§ **REQUIRED WORK**
a – Translate this sentence from the text on sales leadership into Spanish: "We all know that mindset has a huge impact on performance."
b – Edit the stretch of the text on sales leadership from "If you are not" through "in unproductive directions." so that "intuition" becomes "judgment".

§ **PAGE TEXT**
▬▬▬
Sales is leadership. It is about leading people toward a solution. You are setting the emotional tone, building trust and rapport, and speaking to the needs, wants, and fears of your audience. There are times on the journey where your gut instinct is all you have.
Your ability to lead in sales is based on the ability to move more people from where they are to where they want to be. It’s what separates a mediocre month from an exceptional month. It is leadership in its essence. And your ability to lead the conversation, influence, and impact others makes all the difference.
If you are not persuasive and effective, this is good feedback. What are you missing? What cues are you not picking up on? How might you be getting in your own way? Where are you not trustworthy or in alignment with what you are saying to your prospect?
Developing the ability to trust your intuition and instincts allows you to lead the conversation rather than be led in unproductive directions.
Establishing a Leadership Mindset
We all know that mindset has a huge impact on performance. Yet, with all the money and time invested in the latest sales CRM integrations, tools, and training, this critical element often gets overlooked. The quickest path to building confidence in a salesperson is in helping them build and maintain a leadership mindset that comes from being present and connecting authentically with the prospect.
Having a leadership mindset in sales allows the type of resilience needed for dealing with common challenges such as buyer objections, pressure and competition, and the countless inevitable rejections. It is difficult to not take rejection personally, which is why having a leadership mindset is necessary.
▬▬▬
§ **MATERIAL PROVIDED**

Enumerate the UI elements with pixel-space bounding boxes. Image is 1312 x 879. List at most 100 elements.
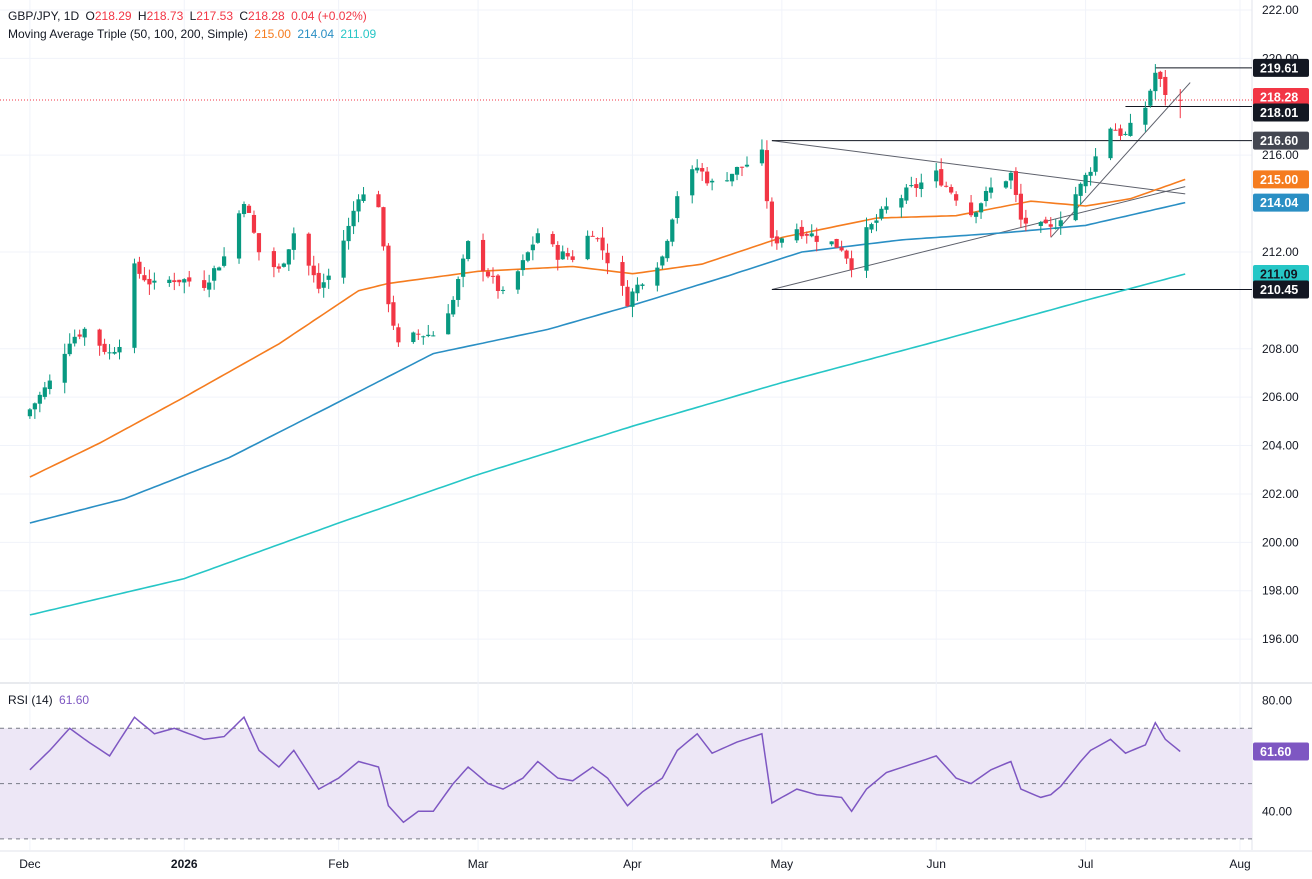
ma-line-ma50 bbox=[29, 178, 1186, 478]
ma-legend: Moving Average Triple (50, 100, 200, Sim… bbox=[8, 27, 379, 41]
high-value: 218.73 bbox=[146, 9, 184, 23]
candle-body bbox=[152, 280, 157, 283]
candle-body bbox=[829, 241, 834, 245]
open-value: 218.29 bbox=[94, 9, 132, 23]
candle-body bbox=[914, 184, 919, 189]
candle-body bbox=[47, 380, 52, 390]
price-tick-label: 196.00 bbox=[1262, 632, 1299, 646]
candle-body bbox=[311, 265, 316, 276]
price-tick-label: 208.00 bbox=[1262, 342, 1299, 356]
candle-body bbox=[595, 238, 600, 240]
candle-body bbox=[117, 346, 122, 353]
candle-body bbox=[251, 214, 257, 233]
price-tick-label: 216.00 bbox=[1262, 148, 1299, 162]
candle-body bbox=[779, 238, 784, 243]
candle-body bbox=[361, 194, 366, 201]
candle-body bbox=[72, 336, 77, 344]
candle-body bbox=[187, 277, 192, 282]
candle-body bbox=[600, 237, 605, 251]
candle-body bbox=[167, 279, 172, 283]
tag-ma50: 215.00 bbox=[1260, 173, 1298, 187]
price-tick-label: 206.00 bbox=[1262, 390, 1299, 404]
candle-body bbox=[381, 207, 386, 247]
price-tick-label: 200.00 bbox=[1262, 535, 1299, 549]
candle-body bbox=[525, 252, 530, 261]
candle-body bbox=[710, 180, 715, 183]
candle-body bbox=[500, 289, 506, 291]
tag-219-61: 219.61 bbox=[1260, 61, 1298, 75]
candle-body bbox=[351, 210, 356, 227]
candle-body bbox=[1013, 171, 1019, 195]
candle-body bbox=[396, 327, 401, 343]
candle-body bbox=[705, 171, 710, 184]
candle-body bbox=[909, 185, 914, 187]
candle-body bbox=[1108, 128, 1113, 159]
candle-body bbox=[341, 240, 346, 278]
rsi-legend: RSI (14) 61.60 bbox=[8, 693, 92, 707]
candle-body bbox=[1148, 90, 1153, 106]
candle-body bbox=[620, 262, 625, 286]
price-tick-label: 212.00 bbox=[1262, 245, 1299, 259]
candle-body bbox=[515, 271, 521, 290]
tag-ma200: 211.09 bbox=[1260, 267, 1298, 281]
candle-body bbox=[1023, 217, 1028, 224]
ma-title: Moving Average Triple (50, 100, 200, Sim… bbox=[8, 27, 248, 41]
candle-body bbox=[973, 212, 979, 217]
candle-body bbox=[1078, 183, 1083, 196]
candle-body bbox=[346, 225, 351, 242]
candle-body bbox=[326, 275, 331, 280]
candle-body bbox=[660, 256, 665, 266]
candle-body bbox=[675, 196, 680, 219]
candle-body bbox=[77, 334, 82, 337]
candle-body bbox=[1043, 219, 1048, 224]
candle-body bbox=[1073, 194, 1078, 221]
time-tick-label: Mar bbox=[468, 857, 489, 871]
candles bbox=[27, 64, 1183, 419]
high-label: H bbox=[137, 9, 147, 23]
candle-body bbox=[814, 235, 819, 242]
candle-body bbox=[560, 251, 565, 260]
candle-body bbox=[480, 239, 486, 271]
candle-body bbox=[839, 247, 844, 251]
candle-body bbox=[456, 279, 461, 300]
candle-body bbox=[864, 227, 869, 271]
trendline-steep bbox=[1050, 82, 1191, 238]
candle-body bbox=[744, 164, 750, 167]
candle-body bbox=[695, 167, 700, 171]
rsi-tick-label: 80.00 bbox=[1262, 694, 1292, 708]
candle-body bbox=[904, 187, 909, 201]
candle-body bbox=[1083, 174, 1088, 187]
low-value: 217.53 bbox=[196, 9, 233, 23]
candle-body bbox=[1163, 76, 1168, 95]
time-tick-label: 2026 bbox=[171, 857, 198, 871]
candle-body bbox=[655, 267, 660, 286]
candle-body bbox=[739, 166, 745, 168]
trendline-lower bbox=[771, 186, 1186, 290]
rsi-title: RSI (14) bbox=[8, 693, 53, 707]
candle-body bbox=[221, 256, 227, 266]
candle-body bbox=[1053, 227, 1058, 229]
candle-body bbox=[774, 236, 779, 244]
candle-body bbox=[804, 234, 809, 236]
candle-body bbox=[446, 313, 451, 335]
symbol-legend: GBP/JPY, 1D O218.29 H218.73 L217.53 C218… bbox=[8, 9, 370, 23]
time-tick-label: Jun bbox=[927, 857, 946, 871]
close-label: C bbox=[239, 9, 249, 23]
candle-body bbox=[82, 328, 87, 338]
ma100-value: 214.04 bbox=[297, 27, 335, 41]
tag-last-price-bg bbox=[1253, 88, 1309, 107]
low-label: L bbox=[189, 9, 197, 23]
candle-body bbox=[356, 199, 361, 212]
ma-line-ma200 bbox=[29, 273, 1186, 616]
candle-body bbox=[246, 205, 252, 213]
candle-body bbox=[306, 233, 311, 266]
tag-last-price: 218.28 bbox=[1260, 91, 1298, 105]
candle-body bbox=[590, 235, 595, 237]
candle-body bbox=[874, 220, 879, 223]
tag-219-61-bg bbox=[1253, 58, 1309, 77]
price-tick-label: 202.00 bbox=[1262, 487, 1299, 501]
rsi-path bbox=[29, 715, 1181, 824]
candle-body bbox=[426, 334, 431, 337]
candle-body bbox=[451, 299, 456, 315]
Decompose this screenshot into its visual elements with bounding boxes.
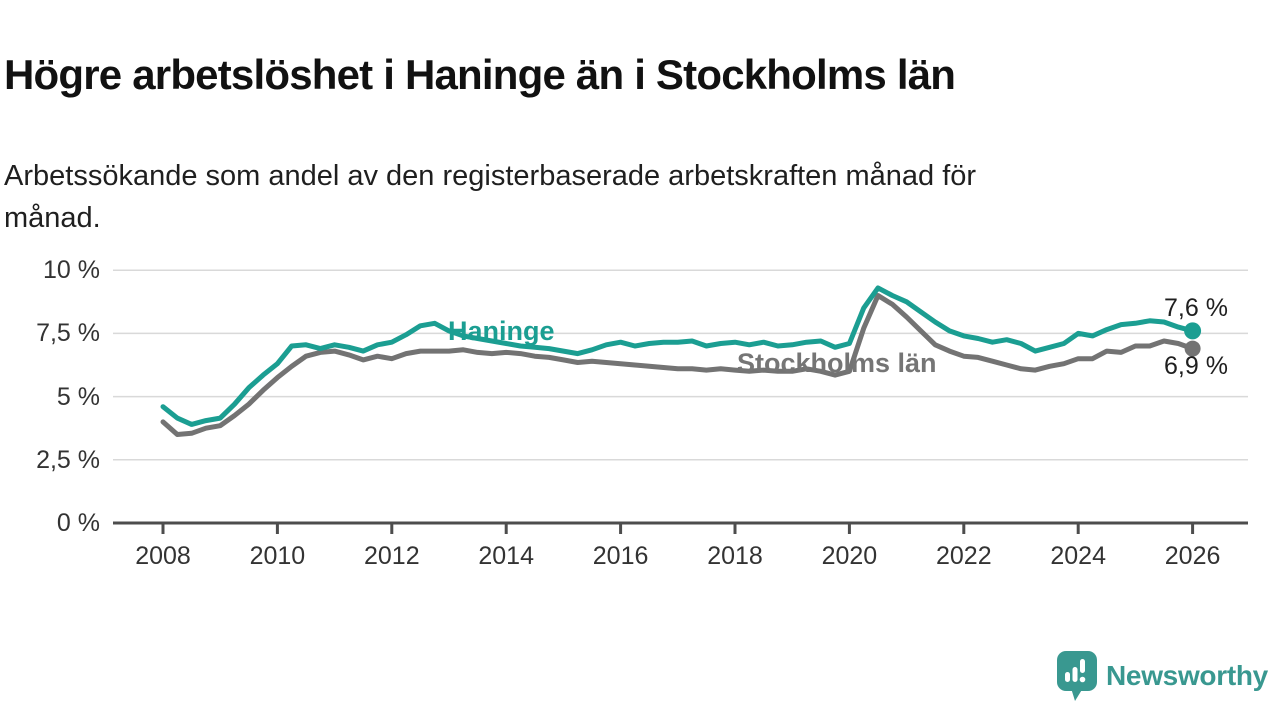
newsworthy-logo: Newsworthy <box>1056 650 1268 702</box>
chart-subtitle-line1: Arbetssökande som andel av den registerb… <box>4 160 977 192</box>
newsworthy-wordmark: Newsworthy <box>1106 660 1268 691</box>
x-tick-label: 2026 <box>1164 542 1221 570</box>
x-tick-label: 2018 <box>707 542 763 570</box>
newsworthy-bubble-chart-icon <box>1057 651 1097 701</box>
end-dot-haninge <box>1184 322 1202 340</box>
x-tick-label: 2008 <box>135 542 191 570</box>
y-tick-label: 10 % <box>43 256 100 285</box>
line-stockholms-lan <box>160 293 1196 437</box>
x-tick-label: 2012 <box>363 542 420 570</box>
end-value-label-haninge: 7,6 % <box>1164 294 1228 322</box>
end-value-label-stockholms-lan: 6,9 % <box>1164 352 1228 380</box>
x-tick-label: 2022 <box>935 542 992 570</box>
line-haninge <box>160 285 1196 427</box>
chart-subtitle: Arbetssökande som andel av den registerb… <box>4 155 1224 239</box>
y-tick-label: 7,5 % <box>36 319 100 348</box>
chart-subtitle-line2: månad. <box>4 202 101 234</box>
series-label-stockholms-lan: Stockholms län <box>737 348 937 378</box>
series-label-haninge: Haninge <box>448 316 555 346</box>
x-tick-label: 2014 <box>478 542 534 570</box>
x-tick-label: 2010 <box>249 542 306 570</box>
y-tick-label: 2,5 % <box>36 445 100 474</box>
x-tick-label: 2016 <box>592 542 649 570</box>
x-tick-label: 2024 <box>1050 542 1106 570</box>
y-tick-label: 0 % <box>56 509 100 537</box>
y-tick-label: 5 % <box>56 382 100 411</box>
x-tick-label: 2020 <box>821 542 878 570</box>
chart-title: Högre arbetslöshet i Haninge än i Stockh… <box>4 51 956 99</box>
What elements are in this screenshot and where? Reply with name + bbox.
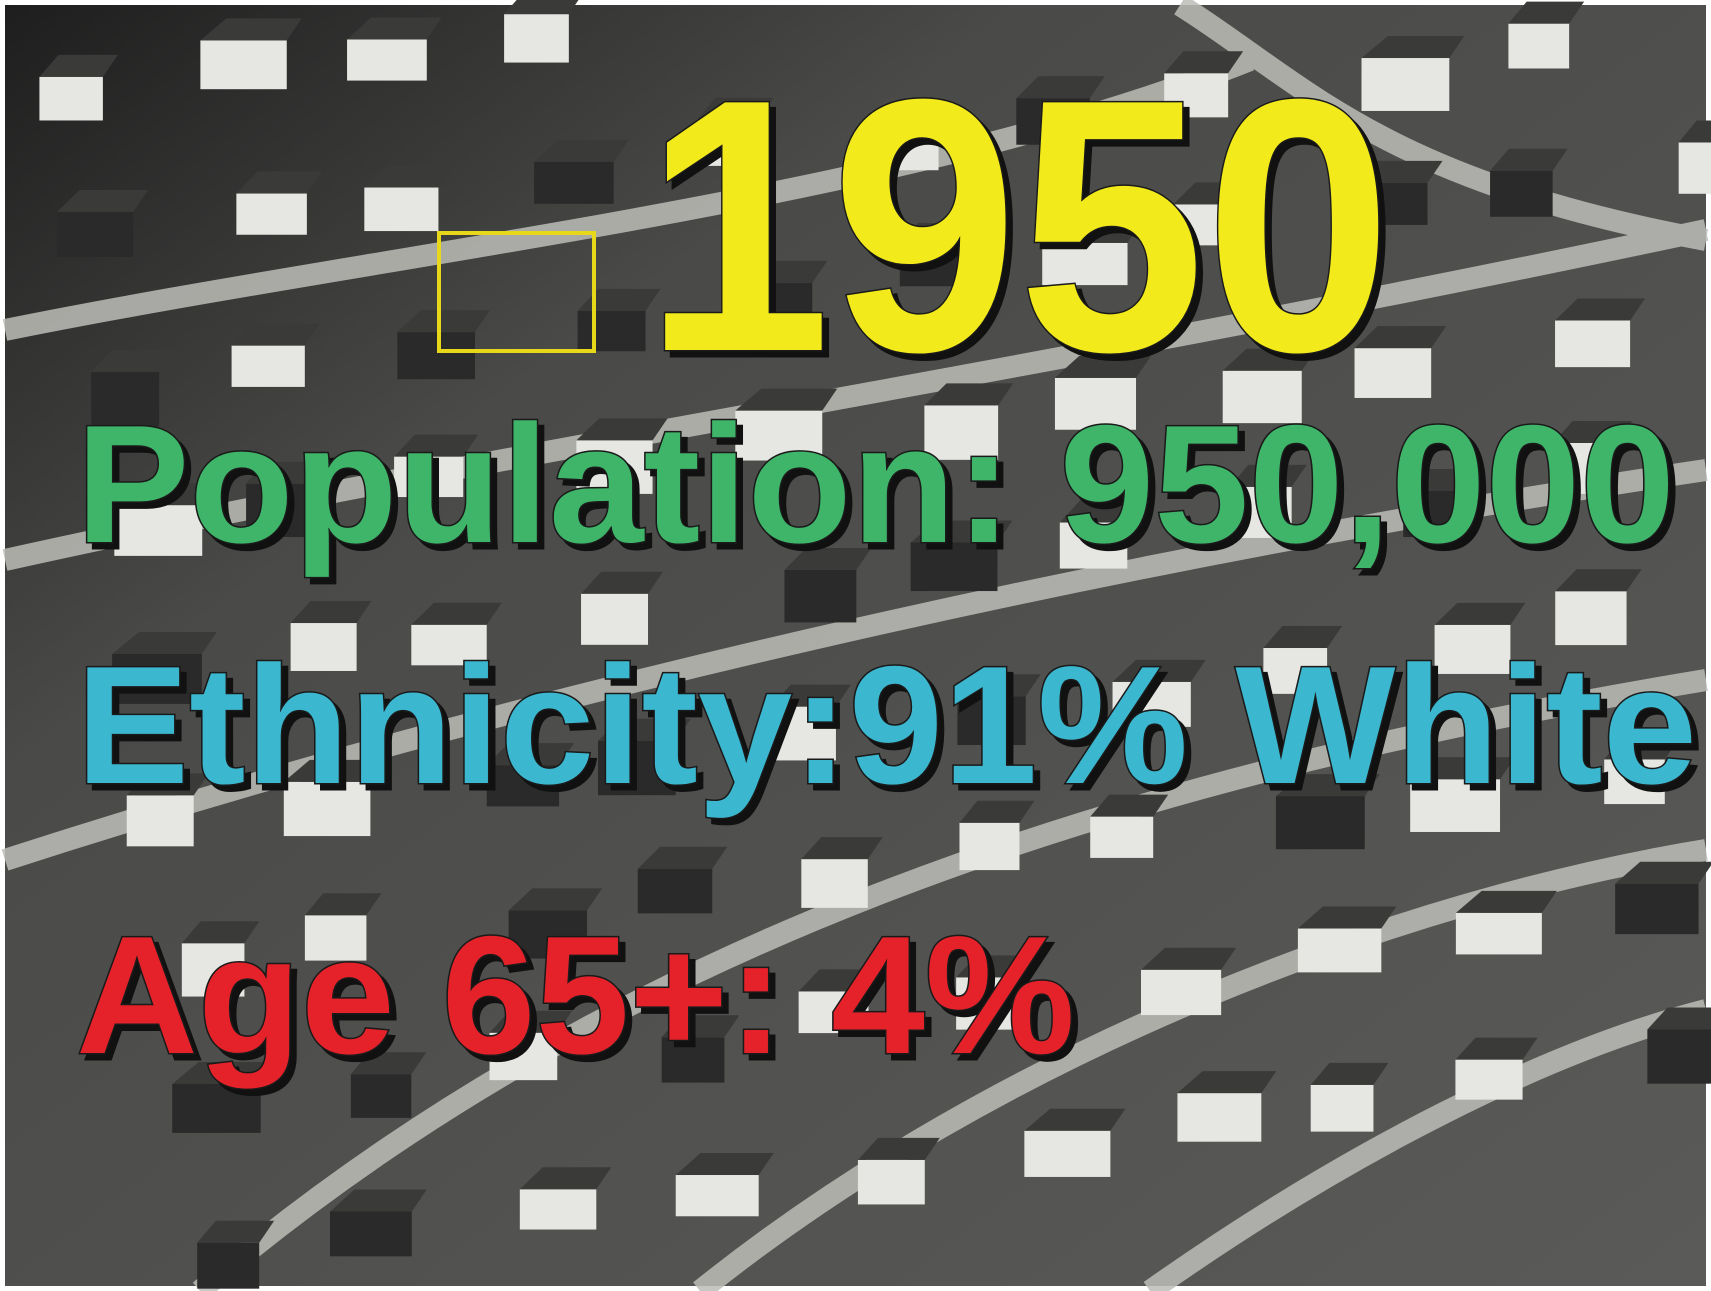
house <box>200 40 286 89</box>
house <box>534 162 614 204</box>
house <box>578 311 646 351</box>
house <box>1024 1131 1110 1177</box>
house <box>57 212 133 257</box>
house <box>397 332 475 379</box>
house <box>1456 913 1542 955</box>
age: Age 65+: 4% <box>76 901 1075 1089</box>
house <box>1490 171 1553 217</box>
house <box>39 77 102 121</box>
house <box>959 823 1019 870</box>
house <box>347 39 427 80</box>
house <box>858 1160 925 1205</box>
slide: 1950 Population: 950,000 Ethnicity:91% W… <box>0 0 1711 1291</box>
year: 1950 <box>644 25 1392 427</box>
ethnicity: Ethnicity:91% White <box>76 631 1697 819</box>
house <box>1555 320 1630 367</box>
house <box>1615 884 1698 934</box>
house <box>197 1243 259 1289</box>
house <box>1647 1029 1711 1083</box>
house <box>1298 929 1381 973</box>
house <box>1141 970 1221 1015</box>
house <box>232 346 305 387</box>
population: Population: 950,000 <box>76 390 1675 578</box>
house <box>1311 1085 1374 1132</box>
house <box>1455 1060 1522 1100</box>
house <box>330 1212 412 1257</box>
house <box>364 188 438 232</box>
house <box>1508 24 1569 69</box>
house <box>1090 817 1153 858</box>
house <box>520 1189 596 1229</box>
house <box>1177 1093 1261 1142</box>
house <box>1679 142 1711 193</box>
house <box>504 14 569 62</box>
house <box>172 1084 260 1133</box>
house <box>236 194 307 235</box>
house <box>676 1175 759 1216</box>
▬▬▬
§ **ANSWERS PROVIDED**
a – Todos sabemos que la mentalidad tiene un enorme impacto en el rendimiento.

b –
If you are not persuasive and effective, this is good feedback. What are you missing? What cues are you not picking up on? How might you be getting in your own way? Where are you not trustworthy or in alignment with what you are saying to your prospect?
Developing the ability to trust your judgment and instincts allows you to lead the conversation rather than be led in unproductive directions.